- **TASK OBJECTIVE**:
Your answer should be a single number: the count of lines that include the word "admitted".

### DATA IN THIS EXERCISE ###

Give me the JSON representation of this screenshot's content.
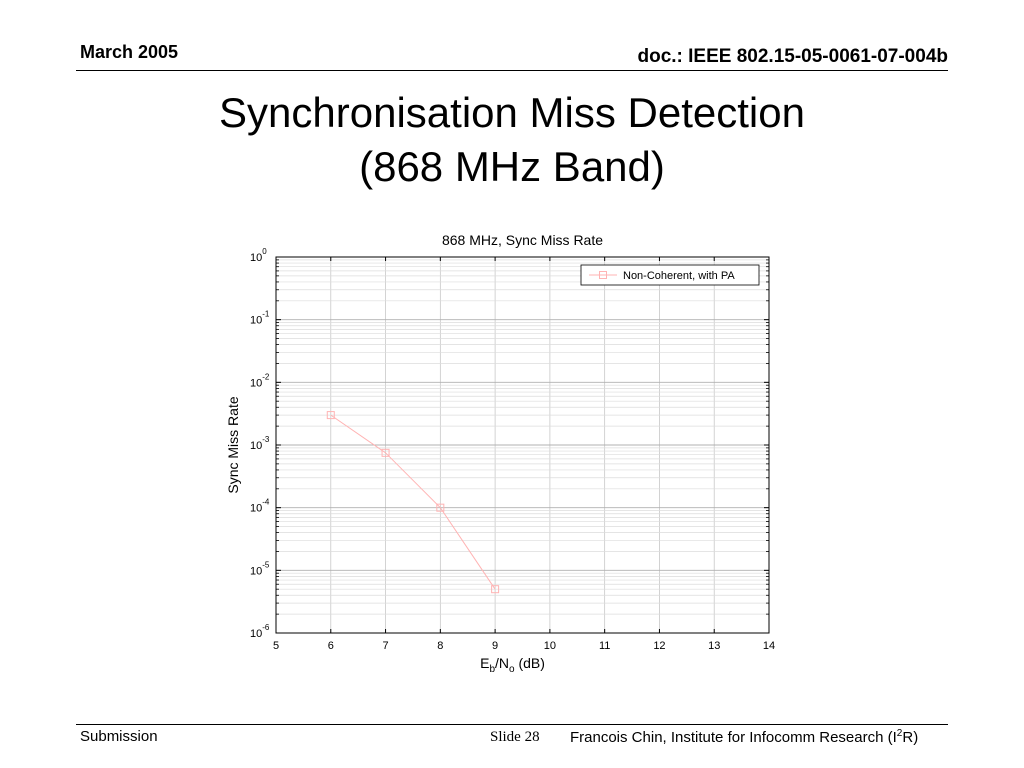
{
  "header": {
    "date": "March 2005",
    "doc": "doc.: IEEE 802.15-05-0061-07-004b"
  },
  "slide_title": {
    "line1": "Synchronisation Miss Detection",
    "line2": "(868 MHz Band)"
  },
  "chart_data": {
    "type": "line",
    "title": "868 MHz, Sync Miss Rate",
    "xlabel": "Eb/No (dB)",
    "xlabel_parts": {
      "base": "E",
      "sub1": "b",
      "mid": "/N",
      "sub2": "o",
      "tail": " (dB)"
    },
    "ylabel": "Sync Miss Rate",
    "x_scale": "linear",
    "y_scale": "log",
    "xlim": [
      5,
      14
    ],
    "ylim": [
      1e-06,
      1
    ],
    "xticks": [
      5,
      6,
      7,
      8,
      9,
      10,
      11,
      12,
      13,
      14
    ],
    "yticks": [
      {
        "base": "10",
        "exp": "0",
        "value": 1
      },
      {
        "base": "10",
        "exp": "-1",
        "value": 0.1
      },
      {
        "base": "10",
        "exp": "-2",
        "value": 0.01
      },
      {
        "base": "10",
        "exp": "-3",
        "value": 0.001
      },
      {
        "base": "10",
        "exp": "-4",
        "value": 0.0001
      },
      {
        "base": "10",
        "exp": "-5",
        "value": 1e-05
      },
      {
        "base": "10",
        "exp": "-6",
        "value": 1e-06
      }
    ],
    "grid": true,
    "legend_position": "top-right",
    "series": [
      {
        "name": "Non-Coherent, with PA",
        "color": "#ffb3b3",
        "marker": "square",
        "x": [
          6,
          7,
          8,
          9
        ],
        "y": [
          0.003,
          0.00075,
          0.0001,
          5e-06
        ]
      }
    ]
  },
  "footer": {
    "left": "Submission",
    "slide": "Slide 28",
    "right_prefix": "Francois Chin, Institute for Infocomm Research (I",
    "right_sup": "2",
    "right_suffix": "R)"
  }
}
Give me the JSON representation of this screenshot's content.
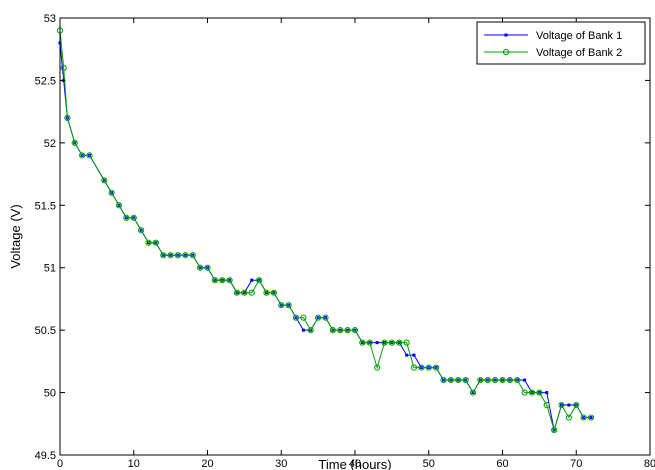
{
  "chart_data": {
    "type": "line",
    "xlabel": "Time (hours)",
    "ylabel": "Voltage (V)",
    "xlim": [
      0,
      80
    ],
    "ylim": [
      49.5,
      53
    ],
    "xticks": [
      "0",
      "10",
      "20",
      "30",
      "40",
      "50",
      "60",
      "70",
      "80"
    ],
    "yticks": [
      "49.5",
      "50",
      "50.5",
      "51",
      "51.5",
      "52",
      "52.5",
      "53"
    ],
    "grid": false,
    "legend_position": "top-right",
    "series": [
      {
        "name": "Voltage of Bank 1",
        "color": "#0000ff",
        "marker": "dot",
        "points": [
          [
            0,
            52.8
          ],
          [
            0.5,
            52.5
          ],
          [
            1,
            52.2
          ],
          [
            2,
            52.0
          ],
          [
            3,
            51.9
          ],
          [
            4,
            51.9
          ],
          [
            6,
            51.7
          ],
          [
            7,
            51.6
          ],
          [
            8,
            51.5
          ],
          [
            9,
            51.4
          ],
          [
            10,
            51.4
          ],
          [
            11,
            51.3
          ],
          [
            12,
            51.2
          ],
          [
            13,
            51.2
          ],
          [
            14,
            51.1
          ],
          [
            15,
            51.1
          ],
          [
            16,
            51.1
          ],
          [
            17,
            51.1
          ],
          [
            18,
            51.1
          ],
          [
            19,
            51.0
          ],
          [
            20,
            51.0
          ],
          [
            21,
            50.9
          ],
          [
            22,
            50.9
          ],
          [
            23,
            50.9
          ],
          [
            24,
            50.8
          ],
          [
            25,
            50.8
          ],
          [
            26,
            50.9
          ],
          [
            27,
            50.9
          ],
          [
            28,
            50.8
          ],
          [
            29,
            50.8
          ],
          [
            30,
            50.7
          ],
          [
            31,
            50.7
          ],
          [
            32,
            50.6
          ],
          [
            33,
            50.5
          ],
          [
            34,
            50.5
          ],
          [
            35,
            50.6
          ],
          [
            36,
            50.6
          ],
          [
            37,
            50.5
          ],
          [
            38,
            50.5
          ],
          [
            39,
            50.5
          ],
          [
            40,
            50.5
          ],
          [
            41,
            50.4
          ],
          [
            42,
            50.4
          ],
          [
            43,
            50.4
          ],
          [
            44,
            50.4
          ],
          [
            45,
            50.4
          ],
          [
            46,
            50.4
          ],
          [
            47,
            50.3
          ],
          [
            48,
            50.3
          ],
          [
            49,
            50.2
          ],
          [
            50,
            50.2
          ],
          [
            51,
            50.2
          ],
          [
            52,
            50.1
          ],
          [
            53,
            50.1
          ],
          [
            54,
            50.1
          ],
          [
            55,
            50.1
          ],
          [
            56,
            50.0
          ],
          [
            57,
            50.1
          ],
          [
            58,
            50.1
          ],
          [
            59,
            50.1
          ],
          [
            60,
            50.1
          ],
          [
            61,
            50.1
          ],
          [
            62,
            50.1
          ],
          [
            63,
            50.1
          ],
          [
            64,
            50.0
          ],
          [
            65,
            50.0
          ],
          [
            66,
            50.0
          ],
          [
            67,
            49.7
          ],
          [
            68,
            49.9
          ],
          [
            69,
            49.9
          ],
          [
            70,
            49.9
          ],
          [
            71,
            49.8
          ],
          [
            72,
            49.8
          ]
        ]
      },
      {
        "name": "Voltage of Bank 2",
        "color": "#00a000",
        "marker": "circle",
        "points": [
          [
            0,
            52.9
          ],
          [
            0.5,
            52.6
          ],
          [
            1,
            52.2
          ],
          [
            2,
            52.0
          ],
          [
            3,
            51.9
          ],
          [
            4,
            51.9
          ],
          [
            6,
            51.7
          ],
          [
            7,
            51.6
          ],
          [
            8,
            51.5
          ],
          [
            9,
            51.4
          ],
          [
            10,
            51.4
          ],
          [
            11,
            51.3
          ],
          [
            12,
            51.2
          ],
          [
            13,
            51.2
          ],
          [
            14,
            51.1
          ],
          [
            15,
            51.1
          ],
          [
            16,
            51.1
          ],
          [
            17,
            51.1
          ],
          [
            18,
            51.1
          ],
          [
            19,
            51.0
          ],
          [
            20,
            51.0
          ],
          [
            21,
            50.9
          ],
          [
            22,
            50.9
          ],
          [
            23,
            50.9
          ],
          [
            24,
            50.8
          ],
          [
            25,
            50.8
          ],
          [
            26,
            50.8
          ],
          [
            27,
            50.9
          ],
          [
            28,
            50.8
          ],
          [
            29,
            50.8
          ],
          [
            30,
            50.7
          ],
          [
            31,
            50.7
          ],
          [
            32,
            50.6
          ],
          [
            33,
            50.6
          ],
          [
            34,
            50.5
          ],
          [
            35,
            50.6
          ],
          [
            36,
            50.6
          ],
          [
            37,
            50.5
          ],
          [
            38,
            50.5
          ],
          [
            39,
            50.5
          ],
          [
            40,
            50.5
          ],
          [
            41,
            50.4
          ],
          [
            42,
            50.4
          ],
          [
            43,
            50.2
          ],
          [
            44,
            50.4
          ],
          [
            45,
            50.4
          ],
          [
            46,
            50.4
          ],
          [
            47,
            50.4
          ],
          [
            48,
            50.2
          ],
          [
            49,
            50.2
          ],
          [
            50,
            50.2
          ],
          [
            51,
            50.2
          ],
          [
            52,
            50.1
          ],
          [
            53,
            50.1
          ],
          [
            54,
            50.1
          ],
          [
            55,
            50.1
          ],
          [
            56,
            50.0
          ],
          [
            57,
            50.1
          ],
          [
            58,
            50.1
          ],
          [
            59,
            50.1
          ],
          [
            60,
            50.1
          ],
          [
            61,
            50.1
          ],
          [
            62,
            50.1
          ],
          [
            63,
            50.0
          ],
          [
            64,
            50.0
          ],
          [
            65,
            50.0
          ],
          [
            66,
            49.9
          ],
          [
            67,
            49.7
          ],
          [
            68,
            49.9
          ],
          [
            69,
            49.8
          ],
          [
            70,
            49.9
          ],
          [
            71,
            49.8
          ],
          [
            72,
            49.8
          ]
        ]
      }
    ]
  }
}
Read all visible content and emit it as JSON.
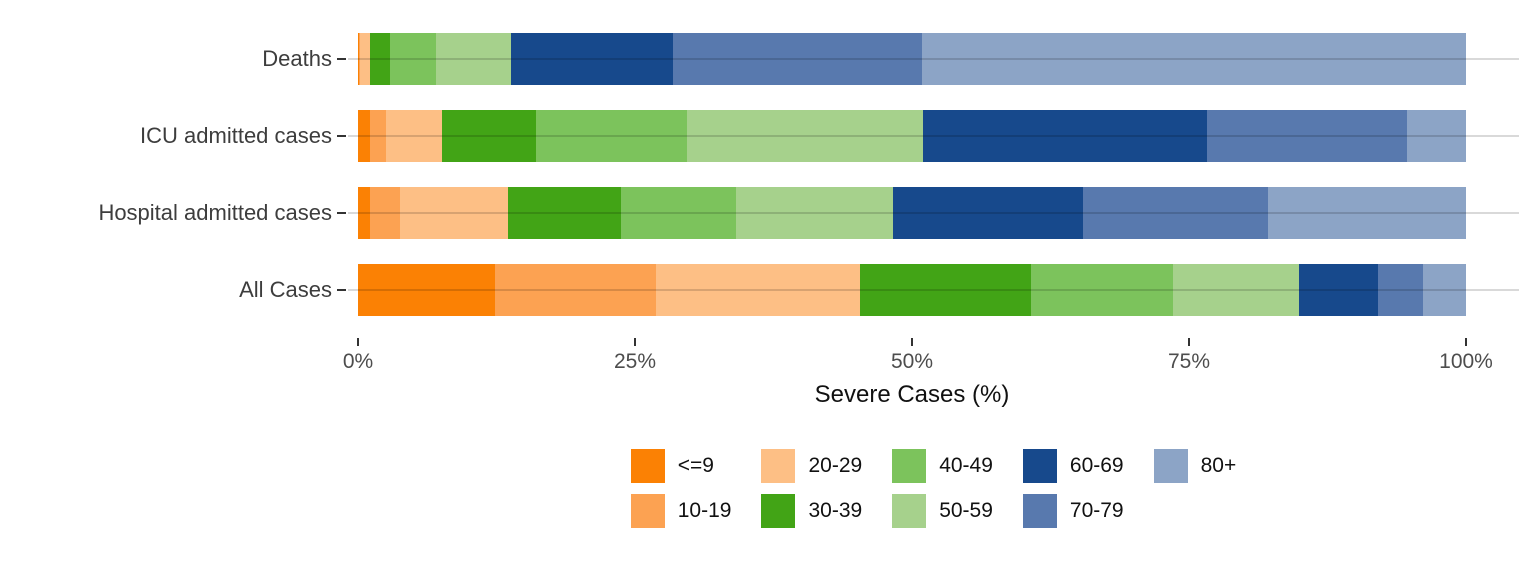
{
  "chart_data": {
    "type": "bar",
    "orientation": "horizontal",
    "stacked": true,
    "unit": "percent",
    "xlabel": "Severe Cases (%)",
    "xlim": [
      0,
      100
    ],
    "x_tick_labels": [
      "0%",
      "25%",
      "50%",
      "75%",
      "100%"
    ],
    "grid": "horizontal-only",
    "legend_position": "bottom",
    "categories": [
      "Deaths",
      "ICU admitted cases",
      "Hospital admitted cases",
      "All Cases"
    ],
    "age_groups": [
      "<=9",
      "10-19",
      "20-29",
      "30-39",
      "40-49",
      "50-59",
      "60-69",
      "70-79",
      "80+"
    ],
    "colors": {
      "<=9": "#FB8104",
      "10-19": "#FCA252",
      "20-29": "#FDBF85",
      "30-39": "#42A416",
      "40-49": "#7CC35C",
      "50-59": "#A6D18C",
      "60-69": "#17498C",
      "70-79": "#5879AE",
      "80+": "#8CA4C6"
    },
    "series": [
      {
        "name": "<=9",
        "values": [
          0.05,
          1.1,
          1.1,
          12.4
        ]
      },
      {
        "name": "10-19",
        "values": [
          0.15,
          1.4,
          2.7,
          14.5
        ]
      },
      {
        "name": "20-29",
        "values": [
          0.9,
          5.1,
          9.7,
          18.4
        ]
      },
      {
        "name": "30-39",
        "values": [
          1.8,
          8.5,
          10.2,
          15.4
        ]
      },
      {
        "name": "40-49",
        "values": [
          4.1,
          13.6,
          10.4,
          12.9
        ]
      },
      {
        "name": "50-59",
        "values": [
          6.8,
          21.3,
          14.2,
          11.3
        ]
      },
      {
        "name": "60-69",
        "values": [
          14.6,
          25.6,
          17.1,
          7.2
        ]
      },
      {
        "name": "70-79",
        "values": [
          22.5,
          18.1,
          16.7,
          4.0
        ]
      },
      {
        "name": "80+",
        "values": [
          49.1,
          5.3,
          17.9,
          3.9
        ]
      }
    ],
    "legend_columns": [
      [
        "<=9",
        "10-19"
      ],
      [
        "20-29",
        "30-39"
      ],
      [
        "40-49",
        "50-59"
      ],
      [
        "60-69",
        "70-79"
      ],
      [
        "80+"
      ]
    ]
  }
}
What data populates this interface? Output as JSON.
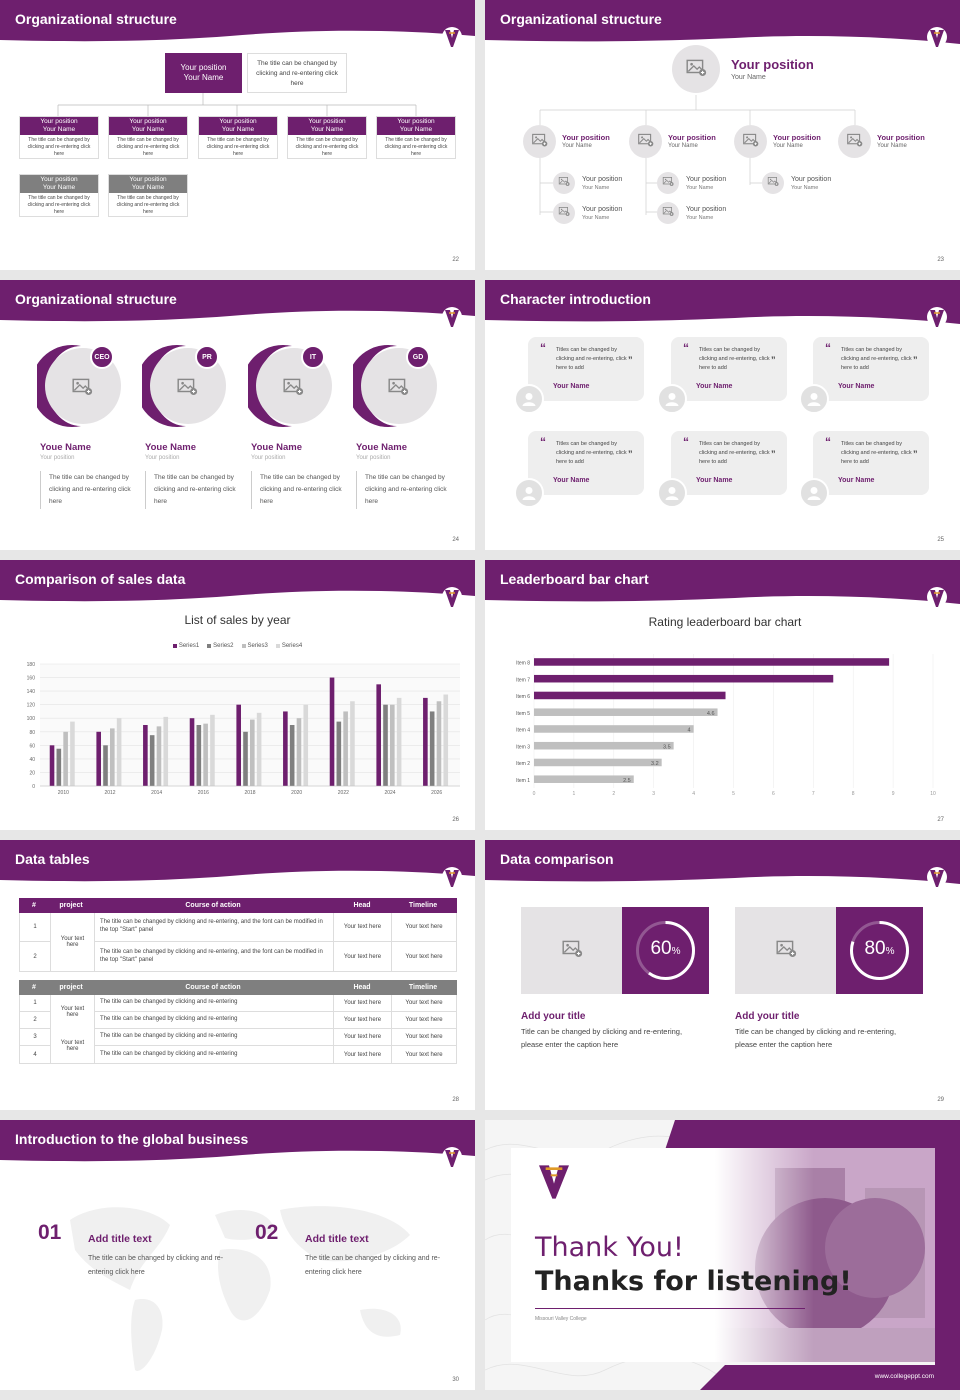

###

- **ANSWER TO THIS PROBLEM**:
2